EXERCISE REQUIREMENTS: Select from the data all lines with the word "this".

Dataset items:
++++++++++
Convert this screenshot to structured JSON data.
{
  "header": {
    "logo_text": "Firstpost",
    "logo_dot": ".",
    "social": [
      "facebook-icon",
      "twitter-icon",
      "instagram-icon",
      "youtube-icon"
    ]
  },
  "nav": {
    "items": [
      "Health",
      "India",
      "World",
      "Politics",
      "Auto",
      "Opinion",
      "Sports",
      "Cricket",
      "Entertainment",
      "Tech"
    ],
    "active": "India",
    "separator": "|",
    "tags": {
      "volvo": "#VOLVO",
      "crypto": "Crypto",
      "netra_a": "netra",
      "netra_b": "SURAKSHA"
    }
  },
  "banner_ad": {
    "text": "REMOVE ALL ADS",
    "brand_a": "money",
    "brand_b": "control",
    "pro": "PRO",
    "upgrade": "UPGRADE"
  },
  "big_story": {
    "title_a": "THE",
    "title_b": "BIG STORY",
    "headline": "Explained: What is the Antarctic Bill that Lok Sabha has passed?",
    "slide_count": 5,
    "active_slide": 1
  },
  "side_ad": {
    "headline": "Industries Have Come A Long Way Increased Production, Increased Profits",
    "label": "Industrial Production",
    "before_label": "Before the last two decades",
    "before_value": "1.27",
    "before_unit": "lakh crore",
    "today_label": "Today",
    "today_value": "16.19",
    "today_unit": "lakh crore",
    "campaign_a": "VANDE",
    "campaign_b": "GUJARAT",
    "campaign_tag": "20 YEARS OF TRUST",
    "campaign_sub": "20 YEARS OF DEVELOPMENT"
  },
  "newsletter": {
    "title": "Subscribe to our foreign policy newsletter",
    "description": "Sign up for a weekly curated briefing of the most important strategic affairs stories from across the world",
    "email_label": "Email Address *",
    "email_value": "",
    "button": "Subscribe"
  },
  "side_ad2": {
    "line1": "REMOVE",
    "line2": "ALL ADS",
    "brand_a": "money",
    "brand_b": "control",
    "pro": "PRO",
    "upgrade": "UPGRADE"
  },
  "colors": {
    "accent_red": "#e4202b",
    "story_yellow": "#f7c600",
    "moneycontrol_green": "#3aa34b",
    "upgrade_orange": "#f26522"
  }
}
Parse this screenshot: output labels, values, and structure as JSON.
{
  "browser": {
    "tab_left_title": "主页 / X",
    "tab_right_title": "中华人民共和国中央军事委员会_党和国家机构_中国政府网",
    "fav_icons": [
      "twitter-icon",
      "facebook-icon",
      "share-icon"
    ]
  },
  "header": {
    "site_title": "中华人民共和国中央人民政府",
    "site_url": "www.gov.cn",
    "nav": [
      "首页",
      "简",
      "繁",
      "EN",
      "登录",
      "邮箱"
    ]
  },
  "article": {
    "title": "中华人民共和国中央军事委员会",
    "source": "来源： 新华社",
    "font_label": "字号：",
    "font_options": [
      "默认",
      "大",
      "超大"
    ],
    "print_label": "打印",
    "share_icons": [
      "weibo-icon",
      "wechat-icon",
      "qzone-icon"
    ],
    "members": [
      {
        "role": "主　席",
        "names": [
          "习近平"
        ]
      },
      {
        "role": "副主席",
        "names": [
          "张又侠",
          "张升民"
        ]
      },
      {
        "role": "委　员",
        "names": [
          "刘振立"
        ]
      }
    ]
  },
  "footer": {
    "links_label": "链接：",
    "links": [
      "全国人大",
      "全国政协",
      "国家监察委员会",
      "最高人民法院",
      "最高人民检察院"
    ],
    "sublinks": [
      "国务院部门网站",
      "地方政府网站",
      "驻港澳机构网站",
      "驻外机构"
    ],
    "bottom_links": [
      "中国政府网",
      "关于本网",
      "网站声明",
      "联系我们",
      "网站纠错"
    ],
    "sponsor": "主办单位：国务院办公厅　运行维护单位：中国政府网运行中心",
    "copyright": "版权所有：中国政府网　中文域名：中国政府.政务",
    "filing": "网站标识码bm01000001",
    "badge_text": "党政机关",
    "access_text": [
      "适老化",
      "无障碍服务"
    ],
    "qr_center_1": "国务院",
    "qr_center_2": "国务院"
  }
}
++++++++++
REPLY:
Convert this screenshot to structured JSON data.
Parse this screenshot: output labels, values, and structure as JSON.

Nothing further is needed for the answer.